Task directions
Tally the lines containing the word "this", and report the tally alone.

— START Supplied records —

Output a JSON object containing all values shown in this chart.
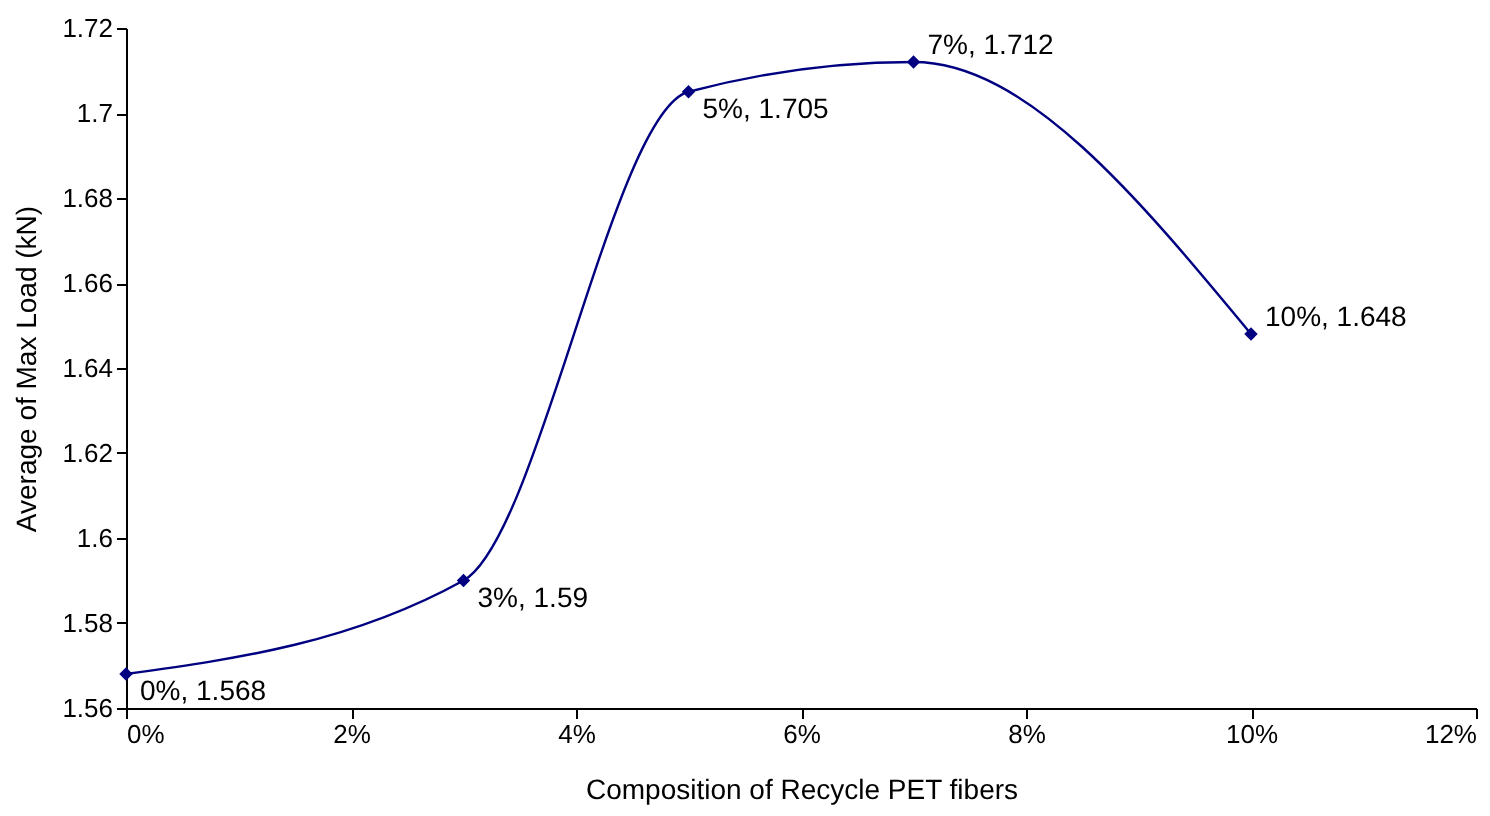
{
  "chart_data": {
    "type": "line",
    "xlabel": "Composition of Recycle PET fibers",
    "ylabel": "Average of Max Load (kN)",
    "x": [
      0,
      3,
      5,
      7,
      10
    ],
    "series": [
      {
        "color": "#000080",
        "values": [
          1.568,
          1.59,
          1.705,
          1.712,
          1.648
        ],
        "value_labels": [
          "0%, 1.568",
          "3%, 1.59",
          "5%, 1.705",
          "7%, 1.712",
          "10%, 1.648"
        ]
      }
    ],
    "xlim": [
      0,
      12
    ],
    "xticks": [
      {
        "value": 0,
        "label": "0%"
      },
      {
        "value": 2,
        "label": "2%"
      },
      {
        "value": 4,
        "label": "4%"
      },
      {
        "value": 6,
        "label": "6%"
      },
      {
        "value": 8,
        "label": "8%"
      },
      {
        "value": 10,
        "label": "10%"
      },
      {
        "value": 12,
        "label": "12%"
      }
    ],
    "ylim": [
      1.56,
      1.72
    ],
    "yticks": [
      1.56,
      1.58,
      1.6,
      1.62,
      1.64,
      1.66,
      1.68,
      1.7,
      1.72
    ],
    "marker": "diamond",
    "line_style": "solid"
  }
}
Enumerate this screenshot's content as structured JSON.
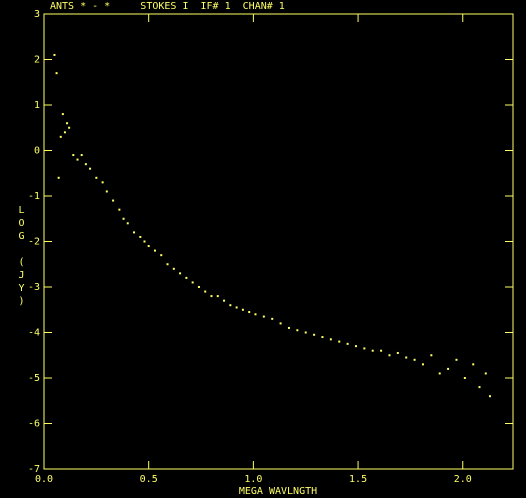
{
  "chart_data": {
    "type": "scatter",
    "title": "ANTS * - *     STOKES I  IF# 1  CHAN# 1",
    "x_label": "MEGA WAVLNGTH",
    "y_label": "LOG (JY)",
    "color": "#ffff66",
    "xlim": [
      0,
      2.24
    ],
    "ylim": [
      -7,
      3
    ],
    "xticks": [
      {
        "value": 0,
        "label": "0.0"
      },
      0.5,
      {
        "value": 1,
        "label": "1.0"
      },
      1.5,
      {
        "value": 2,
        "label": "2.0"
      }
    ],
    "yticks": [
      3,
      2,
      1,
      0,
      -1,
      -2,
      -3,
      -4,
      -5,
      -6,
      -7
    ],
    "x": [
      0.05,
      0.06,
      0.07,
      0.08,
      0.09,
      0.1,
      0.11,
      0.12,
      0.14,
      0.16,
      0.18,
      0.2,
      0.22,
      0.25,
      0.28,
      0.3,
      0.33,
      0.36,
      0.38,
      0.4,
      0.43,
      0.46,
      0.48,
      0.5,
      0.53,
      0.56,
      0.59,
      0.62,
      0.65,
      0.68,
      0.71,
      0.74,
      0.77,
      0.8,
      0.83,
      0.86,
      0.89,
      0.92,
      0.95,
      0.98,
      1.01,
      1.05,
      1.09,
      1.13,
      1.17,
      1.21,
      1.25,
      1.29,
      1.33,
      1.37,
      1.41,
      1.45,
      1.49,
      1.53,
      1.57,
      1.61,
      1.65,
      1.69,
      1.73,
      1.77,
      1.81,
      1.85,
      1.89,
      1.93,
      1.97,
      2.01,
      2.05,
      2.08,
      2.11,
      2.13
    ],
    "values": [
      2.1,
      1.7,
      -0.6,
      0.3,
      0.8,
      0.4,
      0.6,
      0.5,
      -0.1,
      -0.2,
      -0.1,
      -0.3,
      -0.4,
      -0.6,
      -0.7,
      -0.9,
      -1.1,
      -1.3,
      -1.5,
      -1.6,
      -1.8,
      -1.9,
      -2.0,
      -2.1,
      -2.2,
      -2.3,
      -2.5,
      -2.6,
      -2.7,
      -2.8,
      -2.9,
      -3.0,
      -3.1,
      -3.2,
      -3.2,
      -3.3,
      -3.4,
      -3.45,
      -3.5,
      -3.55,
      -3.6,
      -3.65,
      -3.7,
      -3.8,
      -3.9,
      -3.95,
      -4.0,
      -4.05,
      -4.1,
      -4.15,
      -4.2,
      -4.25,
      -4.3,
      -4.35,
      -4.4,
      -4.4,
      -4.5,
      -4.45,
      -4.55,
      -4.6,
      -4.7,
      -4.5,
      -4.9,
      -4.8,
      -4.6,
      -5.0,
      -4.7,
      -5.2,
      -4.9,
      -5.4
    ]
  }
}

— END Supplied records —

Response below
2